* [TASK GOAL]:
Give the number of lines in the data that hold the string "MirServer桐月铭文第二季". Nothing else is needed.

* [GIVEN INFORMATION]:
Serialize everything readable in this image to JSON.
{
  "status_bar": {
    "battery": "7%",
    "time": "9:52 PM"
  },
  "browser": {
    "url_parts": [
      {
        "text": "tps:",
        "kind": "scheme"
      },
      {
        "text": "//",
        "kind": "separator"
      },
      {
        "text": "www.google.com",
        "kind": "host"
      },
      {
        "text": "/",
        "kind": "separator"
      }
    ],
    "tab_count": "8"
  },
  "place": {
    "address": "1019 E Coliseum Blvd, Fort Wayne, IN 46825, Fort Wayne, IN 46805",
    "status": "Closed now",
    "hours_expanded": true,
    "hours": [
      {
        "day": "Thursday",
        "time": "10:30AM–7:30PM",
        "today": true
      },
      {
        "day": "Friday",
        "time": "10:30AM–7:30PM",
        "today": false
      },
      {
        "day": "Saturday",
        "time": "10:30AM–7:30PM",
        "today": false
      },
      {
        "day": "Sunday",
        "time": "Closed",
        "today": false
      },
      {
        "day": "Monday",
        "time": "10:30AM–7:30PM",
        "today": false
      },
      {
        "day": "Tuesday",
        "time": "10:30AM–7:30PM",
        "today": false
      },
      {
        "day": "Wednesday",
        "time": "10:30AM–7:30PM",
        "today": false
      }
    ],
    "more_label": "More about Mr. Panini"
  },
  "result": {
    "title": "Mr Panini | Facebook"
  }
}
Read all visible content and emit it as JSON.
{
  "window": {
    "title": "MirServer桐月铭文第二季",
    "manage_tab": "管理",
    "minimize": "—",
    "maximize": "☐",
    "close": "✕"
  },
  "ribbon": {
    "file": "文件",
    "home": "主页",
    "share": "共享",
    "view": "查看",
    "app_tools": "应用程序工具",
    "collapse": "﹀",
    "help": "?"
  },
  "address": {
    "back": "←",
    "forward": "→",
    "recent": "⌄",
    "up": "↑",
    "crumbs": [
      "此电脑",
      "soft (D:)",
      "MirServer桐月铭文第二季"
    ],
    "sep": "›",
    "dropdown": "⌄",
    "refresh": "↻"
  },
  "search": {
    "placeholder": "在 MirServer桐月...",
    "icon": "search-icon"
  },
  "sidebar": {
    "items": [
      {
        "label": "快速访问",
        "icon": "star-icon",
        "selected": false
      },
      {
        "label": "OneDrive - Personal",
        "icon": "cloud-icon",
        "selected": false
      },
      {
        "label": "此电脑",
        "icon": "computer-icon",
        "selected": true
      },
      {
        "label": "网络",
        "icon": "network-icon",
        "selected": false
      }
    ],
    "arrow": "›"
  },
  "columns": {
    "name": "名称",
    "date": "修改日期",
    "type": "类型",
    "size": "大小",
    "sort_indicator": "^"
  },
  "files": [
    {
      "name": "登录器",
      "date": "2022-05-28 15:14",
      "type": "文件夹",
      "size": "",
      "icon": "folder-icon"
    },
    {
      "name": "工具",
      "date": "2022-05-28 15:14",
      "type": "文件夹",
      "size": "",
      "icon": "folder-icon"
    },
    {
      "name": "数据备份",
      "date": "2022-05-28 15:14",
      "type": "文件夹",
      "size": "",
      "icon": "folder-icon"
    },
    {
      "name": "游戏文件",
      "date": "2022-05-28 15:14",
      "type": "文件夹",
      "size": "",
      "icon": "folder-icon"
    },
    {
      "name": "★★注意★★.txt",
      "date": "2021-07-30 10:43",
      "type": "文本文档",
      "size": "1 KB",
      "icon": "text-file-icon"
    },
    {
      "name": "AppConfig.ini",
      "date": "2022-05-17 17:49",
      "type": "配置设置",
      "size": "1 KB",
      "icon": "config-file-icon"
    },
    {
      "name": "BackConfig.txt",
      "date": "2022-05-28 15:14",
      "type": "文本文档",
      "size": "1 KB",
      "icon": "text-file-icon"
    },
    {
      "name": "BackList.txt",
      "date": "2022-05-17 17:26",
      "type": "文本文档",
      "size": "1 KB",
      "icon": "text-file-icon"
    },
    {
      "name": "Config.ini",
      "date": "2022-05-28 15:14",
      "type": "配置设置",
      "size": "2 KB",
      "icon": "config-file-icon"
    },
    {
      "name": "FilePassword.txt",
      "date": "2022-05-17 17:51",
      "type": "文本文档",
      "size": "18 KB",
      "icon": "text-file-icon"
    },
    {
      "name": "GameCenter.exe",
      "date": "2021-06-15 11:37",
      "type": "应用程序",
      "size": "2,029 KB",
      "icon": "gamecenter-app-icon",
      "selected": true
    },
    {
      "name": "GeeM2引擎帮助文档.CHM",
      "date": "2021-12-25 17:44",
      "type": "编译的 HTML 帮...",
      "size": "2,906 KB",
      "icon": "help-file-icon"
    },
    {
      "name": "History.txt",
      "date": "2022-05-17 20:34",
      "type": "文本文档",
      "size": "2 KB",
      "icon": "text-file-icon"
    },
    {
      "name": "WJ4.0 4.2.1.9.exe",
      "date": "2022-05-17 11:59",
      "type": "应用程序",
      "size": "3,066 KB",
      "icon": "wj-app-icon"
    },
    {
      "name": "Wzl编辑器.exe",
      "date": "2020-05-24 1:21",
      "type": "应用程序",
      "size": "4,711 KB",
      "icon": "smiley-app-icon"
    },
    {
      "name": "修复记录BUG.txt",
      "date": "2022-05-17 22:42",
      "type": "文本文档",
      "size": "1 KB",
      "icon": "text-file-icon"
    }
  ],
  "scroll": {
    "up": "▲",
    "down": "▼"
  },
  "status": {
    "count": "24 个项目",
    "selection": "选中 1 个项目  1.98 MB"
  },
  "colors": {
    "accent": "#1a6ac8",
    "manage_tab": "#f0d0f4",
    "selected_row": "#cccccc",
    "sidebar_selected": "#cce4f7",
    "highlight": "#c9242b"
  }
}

* [REPLY]:
2